* start GIVEN RECORDS *
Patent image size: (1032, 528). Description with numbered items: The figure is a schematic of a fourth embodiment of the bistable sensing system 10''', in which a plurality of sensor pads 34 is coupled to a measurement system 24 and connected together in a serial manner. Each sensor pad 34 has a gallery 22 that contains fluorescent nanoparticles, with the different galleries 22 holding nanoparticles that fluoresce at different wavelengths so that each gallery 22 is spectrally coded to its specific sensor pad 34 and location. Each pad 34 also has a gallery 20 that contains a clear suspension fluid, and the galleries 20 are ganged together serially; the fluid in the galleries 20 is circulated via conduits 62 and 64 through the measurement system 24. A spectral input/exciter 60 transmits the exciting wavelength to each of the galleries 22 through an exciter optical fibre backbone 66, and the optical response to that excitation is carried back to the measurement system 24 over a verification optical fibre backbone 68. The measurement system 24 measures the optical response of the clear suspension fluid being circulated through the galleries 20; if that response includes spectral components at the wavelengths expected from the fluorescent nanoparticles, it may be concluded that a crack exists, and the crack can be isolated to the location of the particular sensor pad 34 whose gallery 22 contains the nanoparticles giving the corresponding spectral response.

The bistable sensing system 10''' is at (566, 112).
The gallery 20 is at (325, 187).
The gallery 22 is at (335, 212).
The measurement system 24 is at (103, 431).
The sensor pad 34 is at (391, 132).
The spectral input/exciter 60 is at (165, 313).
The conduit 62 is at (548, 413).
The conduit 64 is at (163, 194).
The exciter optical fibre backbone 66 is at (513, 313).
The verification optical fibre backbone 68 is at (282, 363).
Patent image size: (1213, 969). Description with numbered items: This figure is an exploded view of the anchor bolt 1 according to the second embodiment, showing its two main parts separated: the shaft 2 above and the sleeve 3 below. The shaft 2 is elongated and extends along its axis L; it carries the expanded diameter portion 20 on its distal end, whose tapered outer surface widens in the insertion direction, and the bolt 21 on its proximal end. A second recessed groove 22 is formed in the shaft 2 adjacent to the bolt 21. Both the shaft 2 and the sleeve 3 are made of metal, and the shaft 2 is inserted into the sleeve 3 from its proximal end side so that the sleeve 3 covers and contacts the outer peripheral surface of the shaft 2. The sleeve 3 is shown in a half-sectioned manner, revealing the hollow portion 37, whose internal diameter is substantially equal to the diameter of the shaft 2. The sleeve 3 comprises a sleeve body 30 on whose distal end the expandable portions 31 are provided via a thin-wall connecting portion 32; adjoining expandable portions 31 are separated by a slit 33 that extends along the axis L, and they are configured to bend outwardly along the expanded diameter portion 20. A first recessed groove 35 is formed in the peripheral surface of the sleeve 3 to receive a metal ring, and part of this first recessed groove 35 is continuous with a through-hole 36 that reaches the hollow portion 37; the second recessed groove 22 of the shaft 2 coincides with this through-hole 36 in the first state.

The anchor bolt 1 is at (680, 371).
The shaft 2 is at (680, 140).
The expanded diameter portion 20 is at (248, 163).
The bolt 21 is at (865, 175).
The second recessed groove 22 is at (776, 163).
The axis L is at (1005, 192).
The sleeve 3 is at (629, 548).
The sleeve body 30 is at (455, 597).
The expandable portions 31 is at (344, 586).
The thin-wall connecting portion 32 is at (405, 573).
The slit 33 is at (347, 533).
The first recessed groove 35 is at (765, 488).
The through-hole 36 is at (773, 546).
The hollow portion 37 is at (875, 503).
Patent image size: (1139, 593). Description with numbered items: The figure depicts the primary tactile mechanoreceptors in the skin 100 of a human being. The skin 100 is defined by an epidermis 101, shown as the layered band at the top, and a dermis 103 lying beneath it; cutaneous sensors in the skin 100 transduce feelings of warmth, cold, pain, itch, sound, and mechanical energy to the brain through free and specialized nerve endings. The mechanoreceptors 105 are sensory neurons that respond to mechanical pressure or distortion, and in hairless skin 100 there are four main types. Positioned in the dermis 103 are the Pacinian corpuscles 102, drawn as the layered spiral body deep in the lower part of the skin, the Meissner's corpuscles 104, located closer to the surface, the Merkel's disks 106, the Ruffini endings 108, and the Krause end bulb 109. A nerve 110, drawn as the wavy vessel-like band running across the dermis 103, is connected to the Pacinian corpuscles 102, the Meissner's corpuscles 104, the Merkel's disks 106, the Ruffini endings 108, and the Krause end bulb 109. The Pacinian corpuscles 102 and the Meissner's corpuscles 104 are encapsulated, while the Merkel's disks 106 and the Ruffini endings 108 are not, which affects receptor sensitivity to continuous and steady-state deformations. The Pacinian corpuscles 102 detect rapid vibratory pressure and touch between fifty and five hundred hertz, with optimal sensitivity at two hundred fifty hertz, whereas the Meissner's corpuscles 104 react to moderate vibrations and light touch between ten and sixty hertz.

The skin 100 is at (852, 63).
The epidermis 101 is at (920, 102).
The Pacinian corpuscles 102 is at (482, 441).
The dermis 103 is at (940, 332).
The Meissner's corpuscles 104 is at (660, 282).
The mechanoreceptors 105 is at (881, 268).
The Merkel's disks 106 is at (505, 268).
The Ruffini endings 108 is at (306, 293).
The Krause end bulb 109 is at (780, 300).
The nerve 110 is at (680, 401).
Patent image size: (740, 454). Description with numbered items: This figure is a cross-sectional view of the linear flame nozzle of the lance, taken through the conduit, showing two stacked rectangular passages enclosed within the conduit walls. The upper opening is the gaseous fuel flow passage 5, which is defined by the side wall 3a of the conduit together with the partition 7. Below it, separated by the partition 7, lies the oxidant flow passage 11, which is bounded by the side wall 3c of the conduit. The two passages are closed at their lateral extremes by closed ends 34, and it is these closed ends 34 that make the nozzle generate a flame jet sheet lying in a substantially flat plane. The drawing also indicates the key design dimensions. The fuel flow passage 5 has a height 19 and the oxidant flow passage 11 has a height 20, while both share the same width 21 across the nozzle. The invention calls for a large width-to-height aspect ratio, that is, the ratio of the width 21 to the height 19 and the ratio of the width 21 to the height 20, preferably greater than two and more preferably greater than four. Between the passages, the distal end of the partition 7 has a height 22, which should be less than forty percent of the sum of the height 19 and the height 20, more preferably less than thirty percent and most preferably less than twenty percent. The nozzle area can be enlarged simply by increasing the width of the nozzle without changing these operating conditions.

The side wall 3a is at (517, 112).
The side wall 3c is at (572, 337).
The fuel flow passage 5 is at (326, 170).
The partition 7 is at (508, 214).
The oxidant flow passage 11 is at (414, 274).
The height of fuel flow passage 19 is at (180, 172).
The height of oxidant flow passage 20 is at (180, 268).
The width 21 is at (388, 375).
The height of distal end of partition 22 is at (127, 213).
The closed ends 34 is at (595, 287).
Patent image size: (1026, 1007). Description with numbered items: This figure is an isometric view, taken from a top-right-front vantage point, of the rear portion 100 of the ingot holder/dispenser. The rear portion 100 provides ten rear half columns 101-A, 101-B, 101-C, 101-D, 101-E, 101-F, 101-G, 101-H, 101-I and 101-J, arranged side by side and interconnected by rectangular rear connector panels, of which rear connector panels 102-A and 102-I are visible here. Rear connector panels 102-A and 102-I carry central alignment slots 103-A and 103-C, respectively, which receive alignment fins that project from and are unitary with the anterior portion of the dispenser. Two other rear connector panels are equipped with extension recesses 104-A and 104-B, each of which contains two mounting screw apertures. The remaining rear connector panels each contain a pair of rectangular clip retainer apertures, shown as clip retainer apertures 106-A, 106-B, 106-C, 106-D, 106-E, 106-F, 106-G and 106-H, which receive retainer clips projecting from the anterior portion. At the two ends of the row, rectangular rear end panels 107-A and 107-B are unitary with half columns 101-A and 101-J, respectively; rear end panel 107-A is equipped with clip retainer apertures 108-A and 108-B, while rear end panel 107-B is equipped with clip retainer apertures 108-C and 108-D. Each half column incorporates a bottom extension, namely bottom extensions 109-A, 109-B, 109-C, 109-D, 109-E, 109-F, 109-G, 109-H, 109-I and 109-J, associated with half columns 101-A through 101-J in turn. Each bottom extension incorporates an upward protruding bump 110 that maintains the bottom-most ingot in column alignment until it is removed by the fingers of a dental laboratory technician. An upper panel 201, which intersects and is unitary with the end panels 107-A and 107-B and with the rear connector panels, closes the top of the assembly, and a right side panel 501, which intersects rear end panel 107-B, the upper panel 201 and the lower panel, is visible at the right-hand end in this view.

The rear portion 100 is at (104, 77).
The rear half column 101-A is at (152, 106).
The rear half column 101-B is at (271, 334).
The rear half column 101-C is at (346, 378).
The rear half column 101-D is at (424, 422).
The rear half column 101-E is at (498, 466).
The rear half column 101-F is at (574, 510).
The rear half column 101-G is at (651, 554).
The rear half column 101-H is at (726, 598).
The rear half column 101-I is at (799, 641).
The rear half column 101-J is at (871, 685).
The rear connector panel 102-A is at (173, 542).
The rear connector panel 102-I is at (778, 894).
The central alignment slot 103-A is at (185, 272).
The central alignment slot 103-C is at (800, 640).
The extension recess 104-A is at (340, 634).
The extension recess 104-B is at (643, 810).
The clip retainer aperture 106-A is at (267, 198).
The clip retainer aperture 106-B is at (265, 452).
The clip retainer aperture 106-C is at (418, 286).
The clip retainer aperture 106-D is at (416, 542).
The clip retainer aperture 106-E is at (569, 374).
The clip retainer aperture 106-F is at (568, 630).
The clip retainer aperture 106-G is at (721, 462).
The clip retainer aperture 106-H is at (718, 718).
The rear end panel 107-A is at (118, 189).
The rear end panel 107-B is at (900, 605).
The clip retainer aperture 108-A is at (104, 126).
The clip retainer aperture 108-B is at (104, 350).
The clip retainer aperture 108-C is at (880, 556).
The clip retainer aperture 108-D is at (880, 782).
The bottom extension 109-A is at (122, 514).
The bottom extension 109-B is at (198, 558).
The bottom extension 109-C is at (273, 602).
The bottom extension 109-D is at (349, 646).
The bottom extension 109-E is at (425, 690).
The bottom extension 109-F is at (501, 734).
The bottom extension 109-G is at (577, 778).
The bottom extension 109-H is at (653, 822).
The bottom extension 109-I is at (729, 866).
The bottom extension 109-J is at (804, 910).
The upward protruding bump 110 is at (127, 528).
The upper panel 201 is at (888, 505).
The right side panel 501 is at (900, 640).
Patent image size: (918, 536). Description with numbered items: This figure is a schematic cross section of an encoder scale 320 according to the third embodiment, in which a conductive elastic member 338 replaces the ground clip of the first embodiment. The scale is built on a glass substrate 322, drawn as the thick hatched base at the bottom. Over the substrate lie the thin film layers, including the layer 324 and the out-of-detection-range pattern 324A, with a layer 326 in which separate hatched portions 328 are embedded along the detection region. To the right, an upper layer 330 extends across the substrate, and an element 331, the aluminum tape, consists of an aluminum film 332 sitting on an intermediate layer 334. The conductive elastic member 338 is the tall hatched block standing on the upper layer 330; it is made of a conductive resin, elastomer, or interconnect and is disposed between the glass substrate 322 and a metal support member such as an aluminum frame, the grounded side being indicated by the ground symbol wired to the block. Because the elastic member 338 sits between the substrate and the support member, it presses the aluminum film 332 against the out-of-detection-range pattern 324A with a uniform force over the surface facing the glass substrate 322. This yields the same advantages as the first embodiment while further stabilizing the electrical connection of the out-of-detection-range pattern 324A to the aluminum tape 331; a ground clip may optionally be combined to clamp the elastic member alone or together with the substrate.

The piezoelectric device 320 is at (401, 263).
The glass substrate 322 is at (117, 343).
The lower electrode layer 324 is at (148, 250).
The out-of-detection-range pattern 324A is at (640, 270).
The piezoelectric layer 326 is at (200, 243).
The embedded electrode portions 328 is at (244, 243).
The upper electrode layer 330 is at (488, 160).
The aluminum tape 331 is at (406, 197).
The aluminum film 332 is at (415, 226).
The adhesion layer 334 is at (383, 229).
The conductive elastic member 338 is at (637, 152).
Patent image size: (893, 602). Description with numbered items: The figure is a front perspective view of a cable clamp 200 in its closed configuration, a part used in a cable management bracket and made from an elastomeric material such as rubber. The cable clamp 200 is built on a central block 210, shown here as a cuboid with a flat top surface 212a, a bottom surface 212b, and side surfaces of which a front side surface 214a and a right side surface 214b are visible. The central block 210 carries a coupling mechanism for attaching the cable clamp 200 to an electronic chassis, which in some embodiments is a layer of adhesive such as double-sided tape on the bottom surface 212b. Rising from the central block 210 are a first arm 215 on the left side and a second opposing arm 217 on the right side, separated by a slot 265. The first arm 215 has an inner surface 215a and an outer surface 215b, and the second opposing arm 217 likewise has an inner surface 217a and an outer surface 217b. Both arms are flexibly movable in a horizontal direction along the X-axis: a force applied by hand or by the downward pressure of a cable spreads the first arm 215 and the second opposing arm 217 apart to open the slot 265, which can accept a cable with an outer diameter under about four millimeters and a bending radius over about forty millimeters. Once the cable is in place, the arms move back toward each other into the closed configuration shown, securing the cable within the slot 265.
* end GIVEN RECORDS *
**WHAT THE EXERCISE ASKS:** Copy every line from the material above that contains the word "skin".

**SOLUTION FOR THIS EXERCISE:**
Patent image size: (1139, 593). Description with numbered items: The figure depicts the primary tactile mechanoreceptors in the skin 100 of a human being. The skin 100 is defined by an epidermis 101, shown as the layered band at the top, and a dermis 103 lying beneath it; cutaneous sensors in the skin 100 transduce feelings of warmth, cold, pain, itch, sound, and mechanical energy to the brain through free and specialized nerve endings. The mechanoreceptors 105 are sensory neurons that respond to mechanical pressure or distortion, and in hairless skin 100 there are four main types. Positioned in the dermis 103 are the Pacinian corpuscles 102, drawn as the layered spiral body deep in the lower part of the skin, the Meissner's corpuscles 104, located closer to the surface, the Merkel's disks 106, the Ruffini endings 108, and the Krause end bulb 109. A nerve 110, drawn as the wavy vessel-like band running across the dermis 103, is connected to the Pacinian corpuscles 102, the Meissner's corpuscles 104, the Merkel's disks 106, the Ruffini endings 108, and the Krause end bulb 109. The Pacinian corpuscles 102 and the Meissner's corpuscles 104 are encapsulated, while the Merkel's disks 106 and the Ruffini endings 108 are not, which affects receptor sensitivity to continuous and steady-state deformations. The Pacinian corpuscles 102 detect rapid vibratory pressure and touch between fifty and five hundred hertz, with optimal sensitivity at two hundred fifty hertz, whereas the Meissner's corpuscles 104 react to moderate vibrations and light touch between ten and sixty hertz.
The skin 100 is at (852, 63).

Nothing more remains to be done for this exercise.